**TEXTO PRESENTADO**
|---|

IGN informó que el desarrollador apagó los servidores en la nube de Aliens: Fireteam Elite en Nintendo Switch, dejando a los jugadores sin acceso al título y sin posibilidad de reembolso. El cierre ocurre tres años después del lanzamiento del juego, en 2023, y los propietarios ya habían sido avisados sobre la medida a principios de año.
El juego se vendía por US$ 29,99 en la versión estándar y US$ 59,99 en la Ultimate Edition. Con el fin de los servidores, los compradores pierden la posibilidad de jugar, ya que los títulos en la nube dependen del acceso remoto y no pueden descargarse como copias digitales comunes.
La decisión se produce en medio del debate sobre el futuro digital de los videojuegos, después de que PlayStation anunciara que cesará la producción de discos para nuevos juegos de PS5 a partir de enero de 2028. La semana pasada, se vio a Sony colocando adhesivos de advertencia sobre la descontinuación de la media física en las consolas PS5.

|---|

Registros de un conjunto de datos:
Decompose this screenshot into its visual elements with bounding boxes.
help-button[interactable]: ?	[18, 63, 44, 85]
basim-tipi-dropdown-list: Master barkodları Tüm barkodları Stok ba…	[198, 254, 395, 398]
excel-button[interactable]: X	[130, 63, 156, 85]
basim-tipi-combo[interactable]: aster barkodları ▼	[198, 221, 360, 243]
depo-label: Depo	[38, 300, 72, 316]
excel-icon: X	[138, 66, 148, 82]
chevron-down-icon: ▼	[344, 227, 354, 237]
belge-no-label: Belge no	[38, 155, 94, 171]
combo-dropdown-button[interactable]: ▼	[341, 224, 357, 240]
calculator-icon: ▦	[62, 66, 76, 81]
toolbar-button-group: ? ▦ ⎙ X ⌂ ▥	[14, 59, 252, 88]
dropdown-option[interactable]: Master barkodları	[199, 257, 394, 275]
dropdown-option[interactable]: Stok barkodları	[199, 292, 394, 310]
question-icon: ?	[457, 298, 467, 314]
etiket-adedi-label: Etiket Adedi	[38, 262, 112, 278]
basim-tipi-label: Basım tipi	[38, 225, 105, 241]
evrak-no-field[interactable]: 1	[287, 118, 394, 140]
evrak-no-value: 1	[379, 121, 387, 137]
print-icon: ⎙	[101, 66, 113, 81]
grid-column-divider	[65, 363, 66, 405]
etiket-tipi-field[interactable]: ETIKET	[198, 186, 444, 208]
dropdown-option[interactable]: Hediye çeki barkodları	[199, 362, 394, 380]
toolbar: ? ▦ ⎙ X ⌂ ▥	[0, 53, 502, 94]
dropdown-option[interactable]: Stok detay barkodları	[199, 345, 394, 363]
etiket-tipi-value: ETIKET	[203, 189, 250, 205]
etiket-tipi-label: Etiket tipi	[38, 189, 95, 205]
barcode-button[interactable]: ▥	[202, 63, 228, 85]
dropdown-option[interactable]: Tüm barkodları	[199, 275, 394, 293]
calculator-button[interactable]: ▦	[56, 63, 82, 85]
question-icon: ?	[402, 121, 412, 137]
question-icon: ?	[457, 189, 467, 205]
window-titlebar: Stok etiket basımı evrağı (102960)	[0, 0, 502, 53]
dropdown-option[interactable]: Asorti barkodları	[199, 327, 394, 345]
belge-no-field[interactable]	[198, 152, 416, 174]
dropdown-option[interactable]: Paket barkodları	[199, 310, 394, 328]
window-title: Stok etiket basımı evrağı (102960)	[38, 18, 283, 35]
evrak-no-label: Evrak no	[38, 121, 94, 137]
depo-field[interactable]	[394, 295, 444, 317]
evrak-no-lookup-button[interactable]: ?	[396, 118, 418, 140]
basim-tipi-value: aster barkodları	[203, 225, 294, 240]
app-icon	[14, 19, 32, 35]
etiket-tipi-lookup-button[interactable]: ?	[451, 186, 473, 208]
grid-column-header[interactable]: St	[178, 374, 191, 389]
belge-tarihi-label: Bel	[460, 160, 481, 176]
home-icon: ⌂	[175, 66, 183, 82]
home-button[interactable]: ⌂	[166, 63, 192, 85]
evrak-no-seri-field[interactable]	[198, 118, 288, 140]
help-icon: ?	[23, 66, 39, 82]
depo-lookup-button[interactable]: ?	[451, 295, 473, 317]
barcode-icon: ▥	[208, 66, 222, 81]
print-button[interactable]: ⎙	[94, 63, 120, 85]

|---|

**INSTRUCCIONES DE LA TAREA**
Según el texto sobre el cierre de los servidores de Aliens: Fireteam Elite, ¿qué precio tenía la Ultimate Edition del juego?

**RESPUESTA DEL EJERCICIO**
US$ 59,99.